── Task material ──
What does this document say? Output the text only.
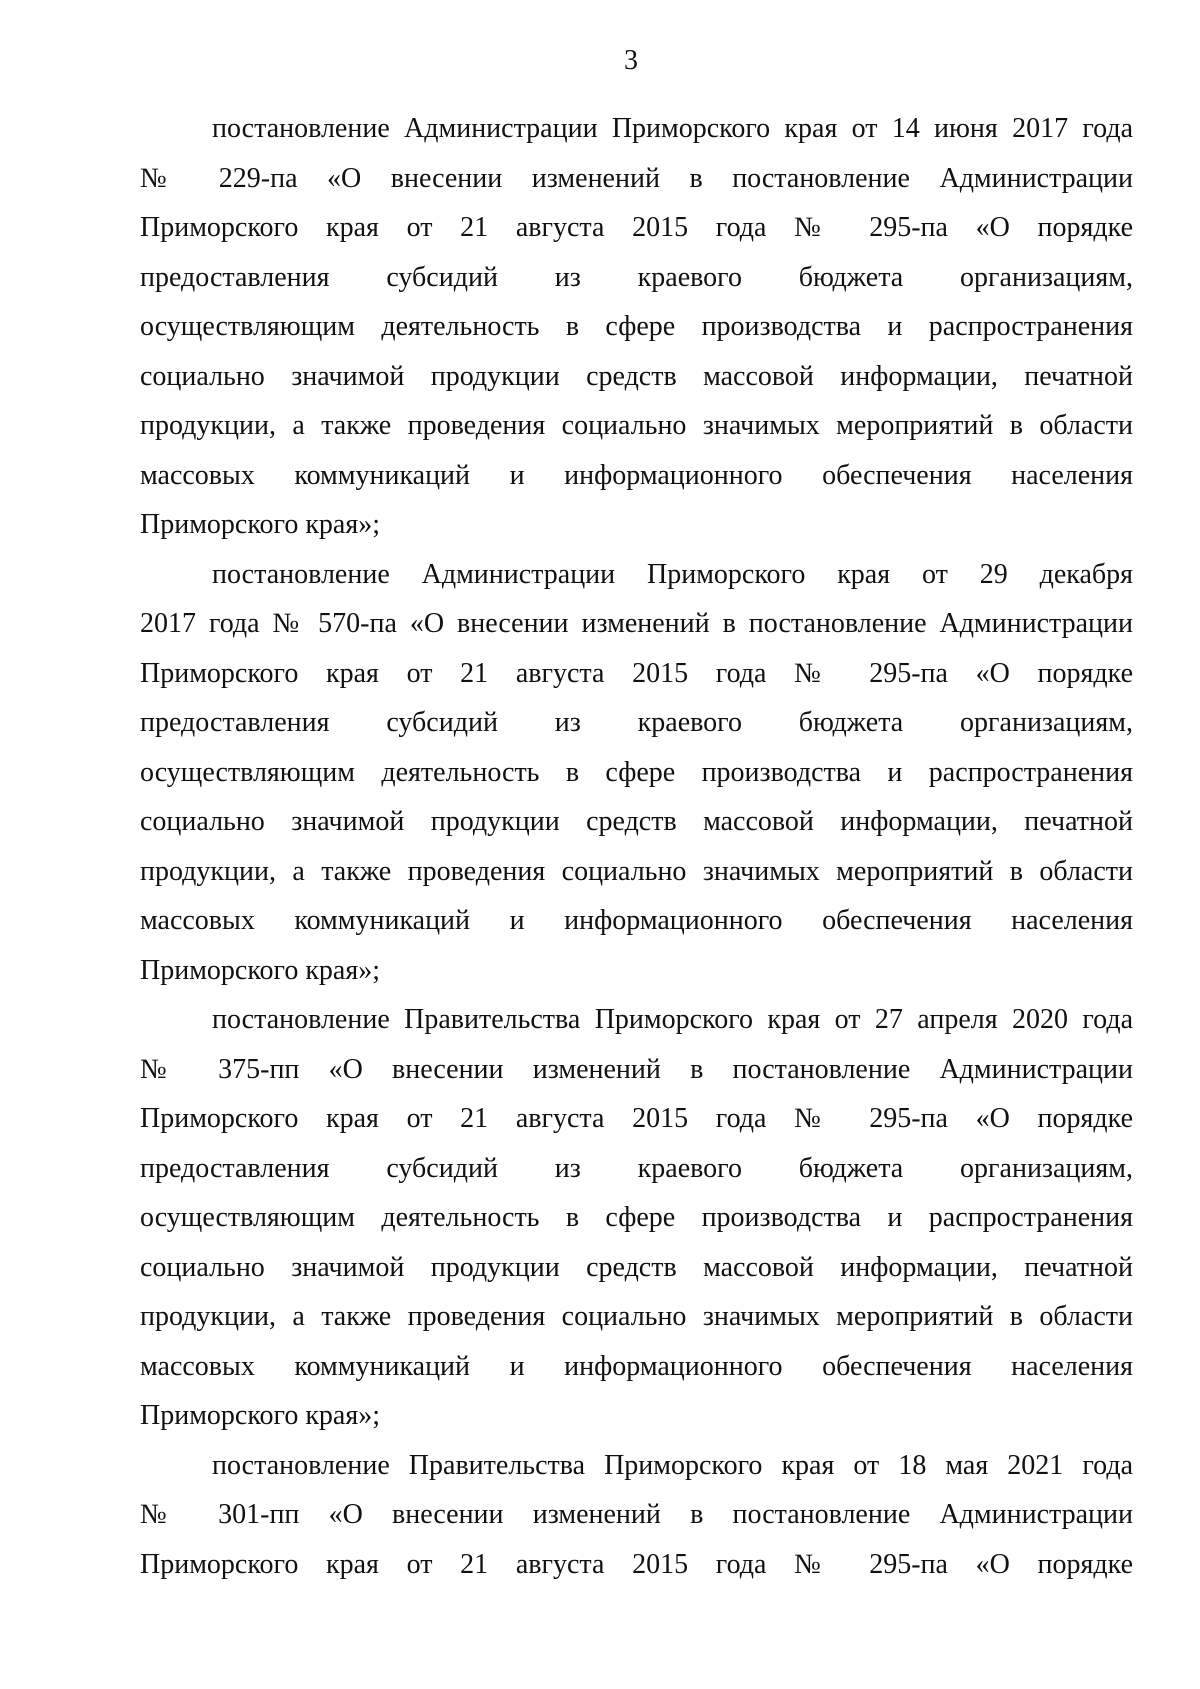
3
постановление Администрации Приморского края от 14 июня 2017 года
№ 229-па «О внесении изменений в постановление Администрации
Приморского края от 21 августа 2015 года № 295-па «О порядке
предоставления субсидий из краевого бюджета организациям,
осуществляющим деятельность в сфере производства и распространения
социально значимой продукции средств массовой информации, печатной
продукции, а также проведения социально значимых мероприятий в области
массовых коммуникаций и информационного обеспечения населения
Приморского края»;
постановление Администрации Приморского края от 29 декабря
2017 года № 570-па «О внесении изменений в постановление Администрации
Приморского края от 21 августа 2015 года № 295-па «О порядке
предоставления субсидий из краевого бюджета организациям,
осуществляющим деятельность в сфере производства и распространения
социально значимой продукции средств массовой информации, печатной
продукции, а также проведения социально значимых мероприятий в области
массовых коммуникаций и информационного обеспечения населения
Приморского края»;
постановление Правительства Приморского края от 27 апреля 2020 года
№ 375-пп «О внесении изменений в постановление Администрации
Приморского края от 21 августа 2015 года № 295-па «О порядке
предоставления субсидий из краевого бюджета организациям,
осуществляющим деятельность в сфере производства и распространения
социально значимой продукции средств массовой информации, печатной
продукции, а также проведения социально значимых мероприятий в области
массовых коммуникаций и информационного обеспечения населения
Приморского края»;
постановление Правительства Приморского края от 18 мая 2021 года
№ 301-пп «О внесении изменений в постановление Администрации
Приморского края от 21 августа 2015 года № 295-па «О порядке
───
Extract from the data every line where "внесении" shows up.

Correct output:
№ 229-па «О внесении изменений в постановление Администрации
2017 года № 570-па «О внесении изменений в постановление Администрации
№ 375-пп «О внесении изменений в постановление Администрации
№ 301-пп «О внесении изменений в постановление Администрации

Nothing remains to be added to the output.